::: Estratto fornito :::
Omelia nella solennità dell’Epifania (Venezia - Basilica cattedrale di San Marco, 6 gennaio 2015)
06-01-2015
Solennità dell’Epifania
(Venezia – Basilica cattedrale di San Marco, 6 gennaio 2015)
Omelia del Patriarca mons. Francesco Moraglia
Carissimi fratelli e sorelle, a tutti l’augurio di una santa e serena festa dell’Epifania; il Signore, infatti, ci vuole tutti santi e sereni.
Come la festa di Natale, anche l’Epifania si caratterizza per il forte e costante richiamo alla luce e al suo simbolismo ricco e suggestivo.
 La prima lettura è tratta dal libro di Isaia; l’anonimo profeta – che ne è autore – ci porta al tempo successivo all’esilio; siamo attorno alla prima metà del VI secolo a. C. Sono gli anni in cui il popolo viene dall’amara ma feconda esperienza dell’esilio; certo, questo non è il tempo in cui si può ricostituire l’istituzione monarchica dopo il crollo dei regni d’Israele e Giuda.
::: Materiale fornito :::
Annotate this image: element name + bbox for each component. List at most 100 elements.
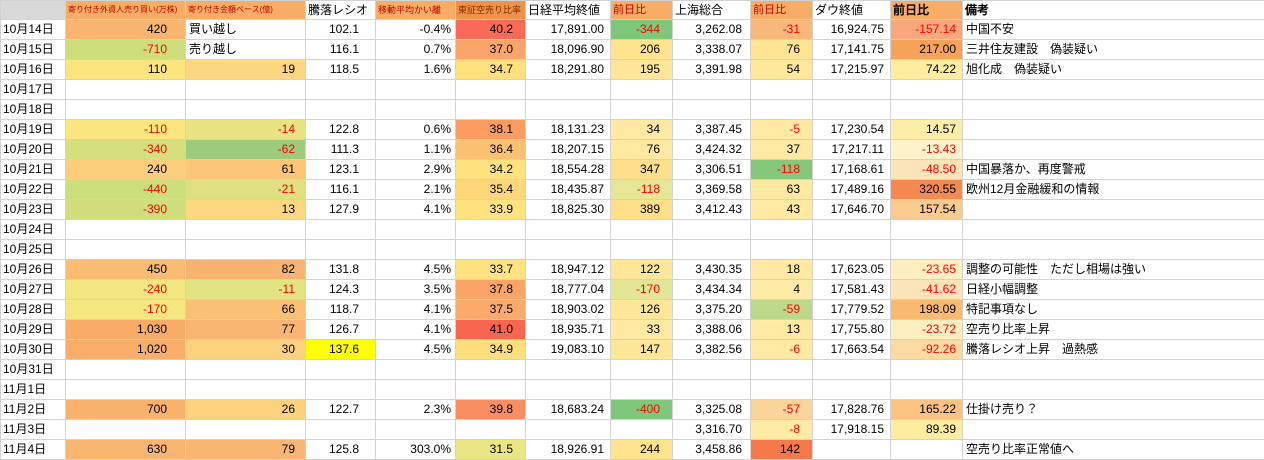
cell-karauri[interactable]: 35.4 (456, 180, 526, 200)
cell-kingaku[interactable]: 66 (186, 300, 306, 320)
cell-shanghai-hi[interactable]: 63 (751, 180, 813, 200)
cell-nikkei[interactable]: 18,207.15 (526, 140, 611, 160)
cell-toraku[interactable]: 122.7 (306, 400, 376, 420)
cell-karauri[interactable]: 33.7 (456, 260, 526, 280)
cell-kairi[interactable] (376, 360, 456, 380)
cell-gaishi[interactable] (66, 80, 186, 100)
cell-toraku[interactable]: 122.8 (306, 120, 376, 140)
cell-gaishi[interactable] (66, 360, 186, 380)
cell-kingaku[interactable] (186, 220, 306, 240)
cell-nikkei[interactable]: 18,947.12 (526, 260, 611, 280)
cell-nikkei-hi[interactable] (611, 220, 673, 240)
cell-shanghai-hi[interactable] (751, 80, 813, 100)
cell-kairi[interactable]: 2.3% (376, 400, 456, 420)
cell-shanghai[interactable] (673, 240, 751, 260)
cell-gaishi[interactable]: 1,020 (66, 340, 186, 360)
cell-dow-hi[interactable] (891, 360, 963, 380)
cell-shanghai[interactable]: 3,338.07 (673, 40, 751, 60)
cell-biko[interactable]: 三井住友建設 偽装疑い (963, 40, 1264, 60)
date-cell[interactable]: 10月20日 (1, 140, 66, 160)
cell-nikkei[interactable]: 18,935.71 (526, 320, 611, 340)
cell-nikkei-hi[interactable]: 244 (611, 440, 673, 460)
cell-biko[interactable] (963, 80, 1264, 100)
cell-dow-hi[interactable] (891, 240, 963, 260)
cell-karauri[interactable]: 37.0 (456, 40, 526, 60)
cell-kairi[interactable] (376, 80, 456, 100)
date-cell[interactable]: 10月14日 (1, 20, 66, 40)
cell-shanghai[interactable] (673, 380, 751, 400)
cell-gaishi[interactable]: 630 (66, 440, 186, 460)
column-header-nikkei[interactable]: 日経平均終値 (526, 1, 611, 20)
cell-kingaku[interactable]: -62 (186, 140, 306, 160)
cell-dow[interactable]: 17,828.76 (813, 400, 891, 420)
cell-gaishi[interactable] (66, 220, 186, 240)
cell-kingaku[interactable]: -14 (186, 120, 306, 140)
date-cell[interactable]: 10月21日 (1, 160, 66, 180)
cell-nikkei-hi[interactable]: -344 (611, 20, 673, 40)
cell-karauri[interactable]: 37.5 (456, 300, 526, 320)
cell-dow-hi[interactable]: -23.72 (891, 320, 963, 340)
cell-dow-hi[interactable]: -48.50 (891, 160, 963, 180)
cell-biko[interactable] (963, 200, 1264, 220)
cell-nikkei[interactable]: 18,096.90 (526, 40, 611, 60)
cell-shanghai-hi[interactable]: -5 (751, 120, 813, 140)
cell-nikkei[interactable]: 18,903.02 (526, 300, 611, 320)
cell-nikkei-hi[interactable]: 389 (611, 200, 673, 220)
cell-kairi[interactable]: 4.1% (376, 300, 456, 320)
cell-shanghai[interactable] (673, 360, 751, 380)
cell-gaishi[interactable]: -440 (66, 180, 186, 200)
cell-nikkei-hi[interactable]: 206 (611, 40, 673, 60)
cell-biko[interactable]: 日経小幅調整 (963, 280, 1264, 300)
cell-nikkei-hi[interactable]: -400 (611, 400, 673, 420)
cell-toraku[interactable]: 116.1 (306, 180, 376, 200)
cell-toraku[interactable] (306, 80, 376, 100)
date-cell[interactable]: 11月2日 (1, 400, 66, 420)
cell-nikkei-hi[interactable]: 122 (611, 260, 673, 280)
cell-biko[interactable] (963, 120, 1264, 140)
cell-dow-hi[interactable]: -157.14 (891, 20, 963, 40)
cell-shanghai[interactable]: 3,388.06 (673, 320, 751, 340)
cell-gaishi[interactable]: -390 (66, 200, 186, 220)
cell-karauri[interactable]: 36.4 (456, 140, 526, 160)
cell-nikkei-hi[interactable]: 195 (611, 60, 673, 80)
cell-shanghai[interactable]: 3,325.08 (673, 400, 751, 420)
cell-shanghai[interactable]: 3,369.58 (673, 180, 751, 200)
cell-biko[interactable]: 騰落レシオ上昇 過熱感 (963, 340, 1264, 360)
column-header-nikkei-hi[interactable]: 前日比 (611, 1, 673, 20)
cell-nikkei[interactable] (526, 420, 611, 440)
cell-kingaku[interactable]: 79 (186, 440, 306, 460)
cell-kairi[interactable]: 2.1% (376, 180, 456, 200)
cell-shanghai-hi[interactable] (751, 220, 813, 240)
cell-shanghai-hi[interactable]: 13 (751, 320, 813, 340)
cell-gaishi[interactable]: -170 (66, 300, 186, 320)
cell-shanghai-hi[interactable]: -57 (751, 400, 813, 420)
cell-dow-hi[interactable]: -13.43 (891, 140, 963, 160)
cell-nikkei-hi[interactable]: 34 (611, 120, 673, 140)
cell-shanghai-hi[interactable] (751, 100, 813, 120)
cell-karauri[interactable] (456, 240, 526, 260)
date-cell[interactable]: 11月1日 (1, 380, 66, 400)
cell-kingaku[interactable]: -11 (186, 280, 306, 300)
cell-toraku[interactable]: 126.7 (306, 320, 376, 340)
date-cell[interactable]: 10月29日 (1, 320, 66, 340)
cell-kingaku[interactable]: 82 (186, 260, 306, 280)
date-cell[interactable]: 11月3日 (1, 420, 66, 440)
cell-gaishi[interactable]: 420 (66, 20, 186, 40)
cell-nikkei-hi[interactable] (611, 80, 673, 100)
cell-dow-hi[interactable] (891, 380, 963, 400)
cell-nikkei[interactable]: 18,777.04 (526, 280, 611, 300)
cell-kingaku[interactable] (186, 380, 306, 400)
cell-dow[interactable] (813, 220, 891, 240)
cell-karauri[interactable] (456, 420, 526, 440)
cell-shanghai[interactable]: 3,434.34 (673, 280, 751, 300)
cell-kairi[interactable]: -0.4% (376, 20, 456, 40)
date-cell[interactable]: 10月15日 (1, 40, 66, 60)
cell-kairi[interactable]: 4.1% (376, 320, 456, 340)
cell-dow[interactable]: 17,215.97 (813, 60, 891, 80)
cell-toraku[interactable]: 137.6 (306, 340, 376, 360)
cell-biko[interactable]: 調整の可能性 ただし相場は強い (963, 260, 1264, 280)
cell-biko[interactable] (963, 420, 1264, 440)
cell-dow[interactable]: 17,663.54 (813, 340, 891, 360)
cell-nikkei-hi[interactable] (611, 240, 673, 260)
date-cell[interactable]: 10月17日 (1, 80, 66, 100)
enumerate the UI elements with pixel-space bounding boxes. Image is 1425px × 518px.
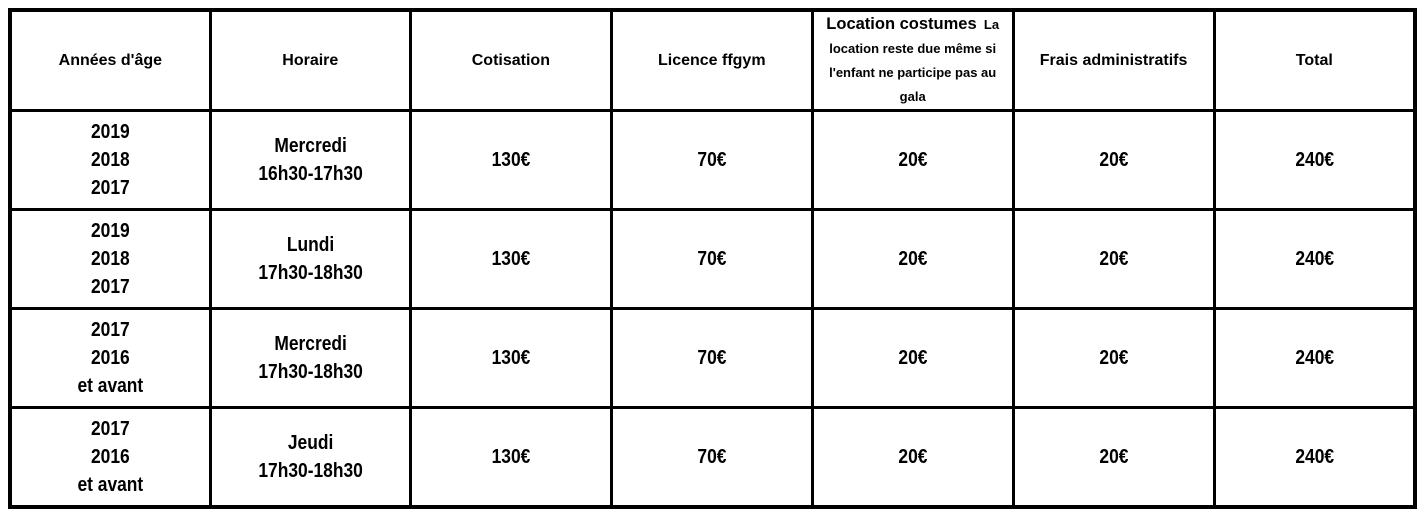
:::
▶ **Obiettivi**
A) Nell'omelia per l'Epifania, da quale libro è tratta la prima lettura?
B) Prosegui l'omelia per l'Epifania dopo l'ultima frase riportata.

▶ **Risultati attesi**
A) Dal libro di Isaia.

B)
Ma l’anonimo profeta vuol fare in modo che quanti rientrano dall’esilio vivano in pienezza la loro vocazione di membri del popolo dell’Alleanza rispondendo, al meglio, alla nuova situazione storica in cui vengono a trovarsi. Il popolo, quindi, deve rispondere alla sua vocazione di popolo dell’Alleanza. Una domanda si pone: quale è il compito d’Israele tra le nazioni? O se preferiamo: cosa significa essere popolo di Dio tra i pagani? L’anonimo autore della prima lettura (Is 60, 1-6) intende rispondere a questa domanda.
Di primo acchito potrebbe sembrare che – sotto sotto – si voglia elaborare un progetto egocentrico, destinato ad esprimere una politica nazionalista e autoritaria nei confronti degli altri popoli.
E’ opportuno, allora, sgombrare il campo da ogni equivoco, poiché qui non si elabora una proposta politica ma, piuttosto, s’intende rispondere – in nuove e difficoltose condizioni storiche – alla vocazione religiosa del popolo, a servizio del progetto salvifico di Dio. E, a tale proposito, l’autore si serve del simbolo della luce, luce che vince le tenebre e ha la meglio sull’oscurità della notte.
 Sarà il Signore, con la sua gloria, ad illuminare e risanare un mondo dominato da nebbie e tenebre e lo farà attraverso un popolo che, a sua volta, sarà illuminato dalla Luce di Dio.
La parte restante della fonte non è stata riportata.